**Короткое задание 1:** Как перевести на английский предложение из текста о переработке F-06: «После полного re-design F-06 архитектуры (Phase A: 4 параллельных agents + 1 integration + 1 fix) — 3 collectors run на real Николаевских данных без единого 429.»?

**Исходный текст:**
━━━━━━━━
Перейти к содержимому

F-06 real-data success после Phase A re-design

Outcome

После полного re-design F-06 архитектуры (Phase A: 4 параллельных agents + 1 integration + 1 fix) — 3 collectors run на real Николаевских данных без единого 429.

StepCollectorDurationRecordsOutcome
1wb.token.verify (ping UNLIMITED)106 ms1 (token metadata)Personal token validated, JWT decoded, cached
2wb.common.seller_info193 ms1”ИП Горюнов Н.А.” retrieved
3wb.statistics.sales584 ms1,431 sales / 1.14 MB30 дней real продаж — incremental cursor advanced

Total: ~21 секунд wall-clock. Zero 429. Zero retries. Zero банов.

Что сделало это возможным (architecture changes)

Per research/BP-zero-ban-design-synthesis-2026-05-17.md Phase A:

  1. PostgreSQL persistent rate bucket (etl.rate_bucket table) — survives process restart, unlike in-memory dict который вызвал первый ban
  2. Safety margin 17%effective_interval = nominal × 1.176 (proven by wb-tools-supply-booking 17 дней uptime)
  3. Preemptive backpressure — parsing X-Ratelimit-Remaining на каждом response → slow down при <20%
  4. Circuit breaker per (token, endpoint) — N consecutive 429/5xx → OPEN 1h, half-open probe → close
  5. JWT token type detection — Personal vs Base critical (Base = 1/24h seller-info quota)
  6. Probe-free token verification — common-api/ping (UNLIMITED) для cold-start validation
  7. Separate sessions для rate_limiter/circuit_breaker — own short-lived sessions, не ломают runner’s atomic transaction
  8. Sticky proxy binding per (account, endpoint) — consistent IP не воспринимается как fraud

Path к success (timeline)

  • 17:00 — initial F-06 verification attempt → 429 → bug ban (Base token, 23h common-api)
  • 17:30 — Николай feedback: “research how to never get 429”
  • 18:00 — 3 parallel research agents (archeologist + industry + empirical)
  • 19:00 — synthesis BP doc + Phase A plan
  • 19:30 — Николай: Personal token + approval Phase A
  • 19:30-20:00 — Phase A: 4 parallel agents (migration + rate_limiter + circuit_breaker + integration)
  • 20:10 — integration agent commit da607be (124 tests pass)
━━━━━━━━
Строки набора данных:
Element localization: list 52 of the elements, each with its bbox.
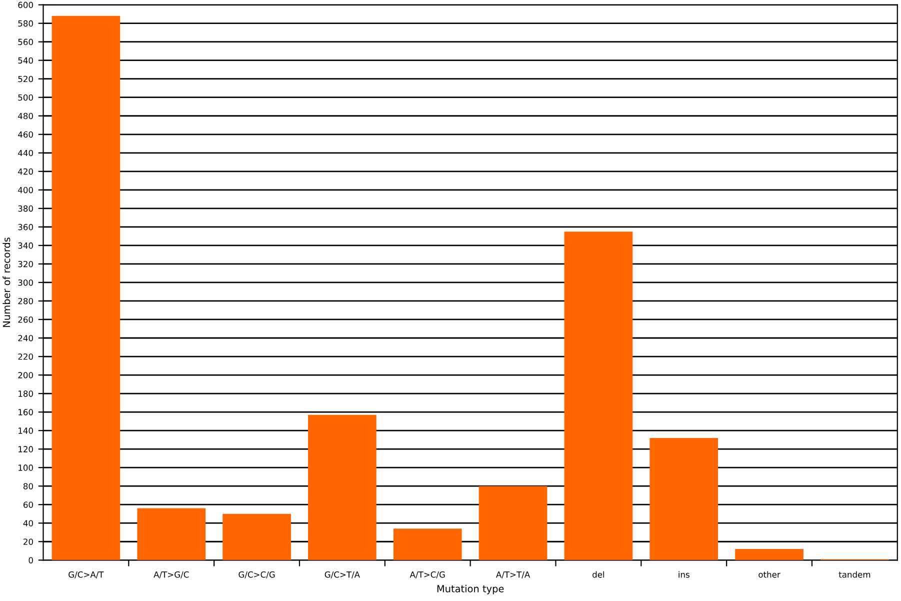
y-tick-label: 20 <box>24 538 33 545</box>
y-tick-label: 420 <box>18 168 33 175</box>
bar <box>478 486 548 560</box>
bar <box>52 16 120 560</box>
x-tick-label: G/C>T/A <box>324 571 360 578</box>
x-tick-label: A/T>T/A <box>496 572 530 578</box>
x-tick-label: tandem <box>838 571 870 578</box>
y-tick-label: 80 <box>23 483 33 490</box>
y-tick-label: 200 <box>18 372 33 378</box>
y-tick-label: 360 <box>18 224 33 230</box>
x-tick-label: other <box>758 571 780 578</box>
y-tick-label: 520 <box>18 76 33 82</box>
y-tick-label: 280 <box>18 298 33 304</box>
bar <box>308 414 376 560</box>
y-tick-label: 380 <box>18 205 33 212</box>
bar <box>650 438 718 560</box>
y-tick-label: 100 <box>18 464 33 471</box>
bar <box>222 514 291 560</box>
x-tick-label: G/C>C/G <box>238 571 275 578</box>
y-tick-label: 580 <box>18 20 33 27</box>
bar <box>137 508 206 560</box>
y-tick-label: 300 <box>18 279 33 286</box>
y-tick-label: 40 <box>23 520 33 526</box>
y-tick-label: 240 <box>18 334 33 342</box>
y-tick-label: 560 <box>18 38 33 46</box>
y-tick-label: 60 <box>24 502 33 508</box>
x-tick-label: del <box>592 571 604 578</box>
y-tick-label: 460 <box>18 131 33 138</box>
x-tick-label: A/T>C/G <box>410 571 445 578</box>
y-tick-label: 160 <box>18 409 33 416</box>
y-tick-label: 600 <box>18 2 33 8</box>
y-tick-label: 500 <box>18 94 33 101</box>
x-tick-label: G/C>A/T <box>68 571 104 578</box>
y-tick-label: 220 <box>18 353 33 360</box>
y-tick-label: 540 <box>18 57 33 64</box>
y-tick-label: 120 <box>18 446 33 452</box>
bar <box>564 232 633 560</box>
bar <box>393 528 462 560</box>
y-tick-label: 180 <box>18 390 33 397</box>
y-tick-label: 480 <box>18 112 33 120</box>
y-tick-label: 340 <box>18 242 33 249</box>
y-tick-label: 320 <box>18 260 33 268</box>
x-axis-title: Mutation type <box>437 584 504 594</box>
bar <box>735 549 804 560</box>
x-tick-label: ins <box>678 571 690 578</box>
y-tick-label: 400 <box>18 186 33 194</box>
y-tick-label: 260 <box>18 316 33 323</box>
y-tick-label: 0 <box>28 557 33 564</box>
x-tick-label: A/T>G/C <box>154 571 189 578</box>
y-tick-label: 140 <box>18 428 33 434</box>
y-tick-label: 440 <box>18 150 33 156</box>
y-axis-title: Number of records <box>2 238 10 327</box>
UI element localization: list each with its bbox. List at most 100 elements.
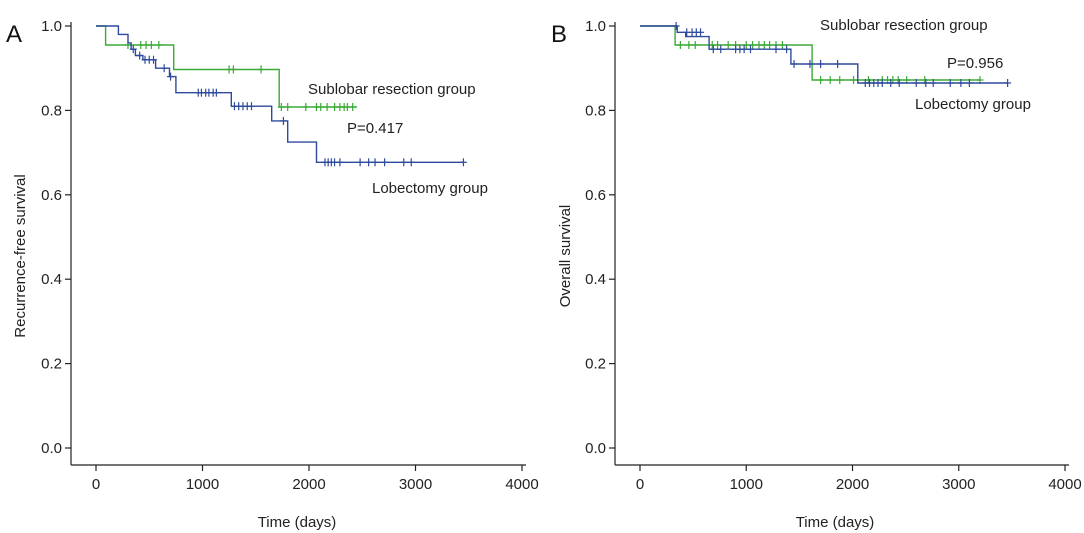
panel-b-overall-survival: B 0.0 0.2 0.4 0.6 0.8 1.0 0 1000 2000 3000 4000 Su… [551,17,1082,531]
panel-a-lobectomy-censor-mark [381,158,389,167]
panel-b-y-tick-label: 0.4 [585,271,606,288]
panel-a-lobectomy-censor-mark [336,158,344,167]
panel-b-lobectomy-censor-mark [717,45,725,54]
panel-b-lobectomy-censor-mark [709,45,717,54]
panel-a-sublobar-label: Sublobar resection group [308,81,476,98]
panel-b-sublobar-censor-mark [749,40,757,49]
panel-b-lobectomy-censor-mark [887,78,895,87]
panel-a-sublobar-curve [96,25,357,108]
panel-a-y-tick-label: 0.4 [41,271,62,288]
panel-b-sublobar-censor-mark [817,76,825,85]
panel-b-x-tick-label: 1000 [730,476,763,493]
panel-a-sublobar-censor-mark [229,65,237,74]
panel-b-sublobar-censor-mark [676,40,684,49]
panel-b-sublobar-censor-mark [724,40,732,49]
panel-b-lobectomy-censor-mark [806,59,814,68]
panel-b-lobectomy-censor-mark [929,78,937,87]
panel-b-y-axis-title: Overall survival [557,205,574,308]
panel-b-sublobar-censor-mark [742,40,750,49]
panel-a-lobectomy-censor-mark [247,102,255,111]
panel-a-sublobar-censor-mark [349,103,357,112]
panel-letter-b: B [551,21,567,48]
panel-b-y-tick-label: 0.6 [585,187,606,204]
panel-a-axes: 0.0 0.2 0.4 0.6 0.8 1.0 0 1000 2000 3000 4000 [41,18,539,493]
panel-b-lobectomy-censor-mark [1004,78,1012,87]
panel-b-lobectomy-curve [640,25,1008,84]
panel-a-lobectomy-censor-mark [279,116,287,125]
panel-a-lobectomy-censor-mark [167,72,175,81]
panel-a-y-tick-label: 0.2 [41,356,62,373]
panel-b-sublobar-censor-mark [685,40,693,49]
panel-a-sublobar-censor-mark [155,40,163,49]
panel-letter-a: A [6,21,22,48]
panel-b-lobectomy-censor-mark [817,59,825,68]
panel-a-x-tick-label: 0 [92,476,100,493]
panel-a-y-tick-label: 0.8 [41,102,62,119]
panel-a-sublobar-censor-mark [277,103,285,112]
panel-b-y-tick-label: 0.2 [585,356,606,373]
panel-b-x-tick-label: 3000 [942,476,975,493]
panel-b-sublobar-censor-mark [766,40,774,49]
panel-b-lobectomy-censor-mark [783,45,791,54]
panel-b-x-tick-label: 2000 [836,476,869,493]
panel-a-sublobar-censor-mark [257,65,265,74]
panel-b-y-tick-label: 0.8 [585,102,606,119]
panel-b-x-tick-label: 0 [636,476,644,493]
panel-a-annotations: Sublobar resection group P=0.417 Lobecto… [308,81,488,197]
panel-b-sublobar-censor-mark [778,40,786,49]
panel-b-annotations: Sublobar resection group P=0.956 Lobecto… [820,17,1031,113]
panel-a-sublobar-censor-mark [323,103,331,112]
panel-b-lobectomy-censor-mark [697,28,705,37]
panel-a-x-tick-label: 1000 [186,476,219,493]
panel-b-lobectomy-censor-mark [895,78,903,87]
panel-a-curves [96,25,467,167]
panel-b-lobectomy-censor-mark [834,59,842,68]
panel-a-lobectomy-censor-mark [136,51,144,60]
panel-a-lobectomy-censor-mark [365,158,373,167]
panel-b-lobectomy-censor-mark [672,22,680,30]
panel-b-x-tick-label: 4000 [1048,476,1081,493]
panel-a-lobectomy-censor-mark [356,158,364,167]
panel-b-lobectomy-censor-mark [790,59,798,68]
panel-b-x-axis-title: Time (days) [796,514,875,531]
panel-b-sublobar-curve [640,25,980,81]
panel-a-lobectomy-censor-mark [150,55,158,64]
panel-b-lobectomy-censor-mark [878,78,886,87]
panel-b-sublobar-censor-mark [714,40,722,49]
panel-b-y-tick-label: 0.0 [585,440,606,457]
panel-a-sublobar-censor-mark [317,103,325,112]
panel-b-sublobar-censor-mark [836,76,844,85]
panel-a-sublobar-censor-mark [284,103,292,112]
panel-a-lobectomy-censor-mark [129,45,137,54]
panel-b-curves [640,22,1012,87]
panel-a-x-axis-title: Time (days) [258,514,337,531]
panel-b-lobectomy-censor-mark [957,78,965,87]
panel-a-recurrence-free-survival: A 0.0 0.2 0.4 0.6 0.8 1.0 0 1000 2000 3000 4000 Su… [6,18,539,531]
panel-b-lobectomy-censor-mark [912,78,920,87]
panel-a-lobectomy-censor-mark [459,158,467,167]
panel-b-p-value: P=0.956 [947,55,1003,72]
panel-b-sublobar-censor-mark [850,76,858,85]
panel-a-lobectomy-censor-mark [212,88,220,97]
panel-b-lobectomy-censor-mark [747,45,754,54]
panel-a-sublobar-censor-mark [147,40,155,49]
panel-a-lobectomy-label: Lobectomy group [372,180,488,197]
panel-a-lobectomy-censor-mark [407,158,415,167]
panel-b-lobectomy-censor-mark [740,45,748,54]
panel-b-lobectomy-censor-mark [772,45,780,54]
panel-b-lobectomy-censor-mark [922,78,930,87]
panel-a-lobectomy-censor-mark [371,158,379,167]
panel-b-lobectomy-censor-mark [965,78,973,87]
panel-a-x-tick-label: 2000 [292,476,325,493]
panel-a-y-tick-label: 0.0 [41,440,62,457]
panel-a-y-axis-title: Recurrence-free survival [12,174,29,337]
panel-a-x-tick-label: 4000 [505,476,538,493]
panel-a-lobectomy-censor-mark [160,64,168,73]
panel-b-sublobar-censor-mark [691,40,699,49]
panel-a-lobectomy-censor-mark [400,158,408,167]
panel-a-y-tick-label: 0.6 [41,187,62,204]
panel-b-lobectomy-label: Lobectomy group [915,96,1031,113]
panel-a-x-tick-label: 3000 [399,476,432,493]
━━━━━━━━
**Короткое задание 2:** Верните без изменений строки записей, начиная со строки, содержащей «panel-b-overall-survival: B 0.0», и заканчивая строкой, содержащей «panel-b-lobectomy-censor-mark [709,45,717,54]», включая обе эти строки.

**Развёрнутый ответ 1:** After a complete redesign of the F-06 architecture (Phase A: 4 parallel agents + 1 integration + 1 fix), 3 collectors ran on Nikolai's real data without a single 429.

**Развёрнутый ответ 2:**
panel-b-overall-survival: B 0.0 0.2 0.4 0.6 0.8 1.0 0 1000 2000 3000 4000 Su… [551,17,1082,531]
panel-a-lobectomy-censor-mark [381,158,389,167]
panel-b-y-tick-label: 0.4 [585,271,606,288]
panel-a-lobectomy-censor-mark [336,158,344,167]
panel-b-lobectomy-censor-mark [717,45,725,54]
panel-b-lobectomy-censor-mark [709,45,717,54]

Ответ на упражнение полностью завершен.